Copy each line below exactly and leave the pictures out.

## RECORDS FOR THE TASK
····················
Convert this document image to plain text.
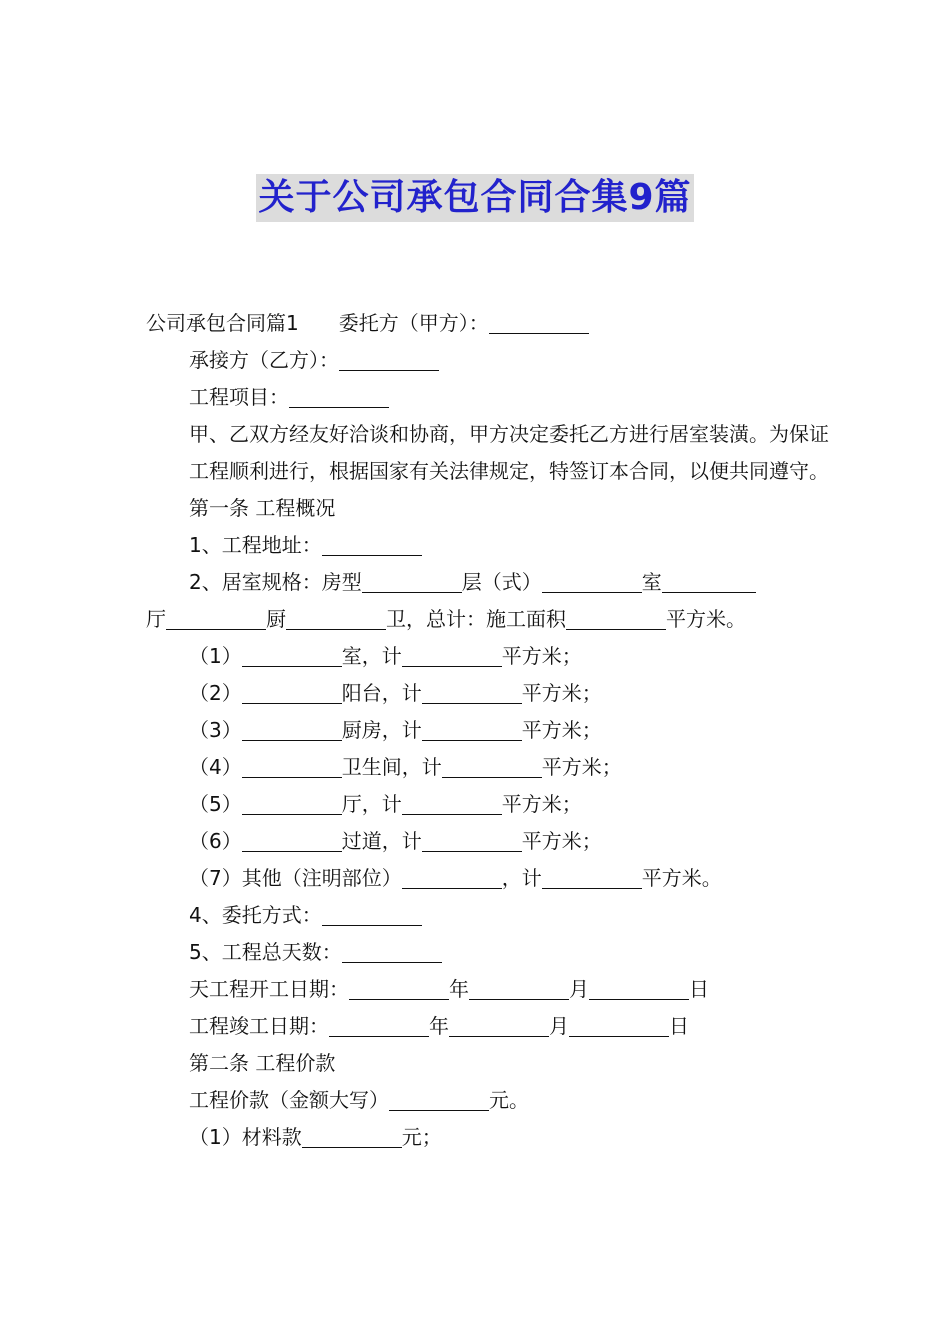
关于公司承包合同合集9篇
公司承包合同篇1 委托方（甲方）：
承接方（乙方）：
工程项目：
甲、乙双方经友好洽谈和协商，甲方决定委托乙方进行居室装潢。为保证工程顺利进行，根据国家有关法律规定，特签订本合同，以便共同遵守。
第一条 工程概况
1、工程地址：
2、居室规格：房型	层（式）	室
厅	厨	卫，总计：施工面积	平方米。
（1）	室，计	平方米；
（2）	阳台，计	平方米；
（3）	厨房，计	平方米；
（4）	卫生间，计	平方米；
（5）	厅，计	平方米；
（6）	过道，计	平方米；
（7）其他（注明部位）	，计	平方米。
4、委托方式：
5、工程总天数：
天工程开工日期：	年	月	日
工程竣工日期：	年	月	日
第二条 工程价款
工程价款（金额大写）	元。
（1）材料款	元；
····················
## ANSWER FOR THE TASK
Convert this document image to plain text.
关于公司承包合同合集9篇
公司承包合同篇1 委托方（甲方）：
承接方（乙方）：
工程项目：
甲、乙双方经友好洽谈和协商，甲方决定委托乙方进行居室装潢。为保证工程顺利进行，根据国家有关法律规定，特签订本合同，以便共同遵守。
第一条 工程概况
1、工程地址：
2、居室规格：房型	层（式）	室
厅	厨	卫，总计：施工面积	平方米。
（1）	室，计	平方米；
（2）	阳台，计	平方米；
（3）	厨房，计	平方米；
（4）	卫生间，计	平方米；
（5）	厅，计	平方米；
（6）	过道，计	平方米；
（7）其他（注明部位）	，计	平方米。
4、委托方式：
5、工程总天数：
天工程开工日期：	年	月	日
工程竣工日期：	年	月	日
第二条 工程价款
工程价款（金额大写）	元。
（1）材料款	元；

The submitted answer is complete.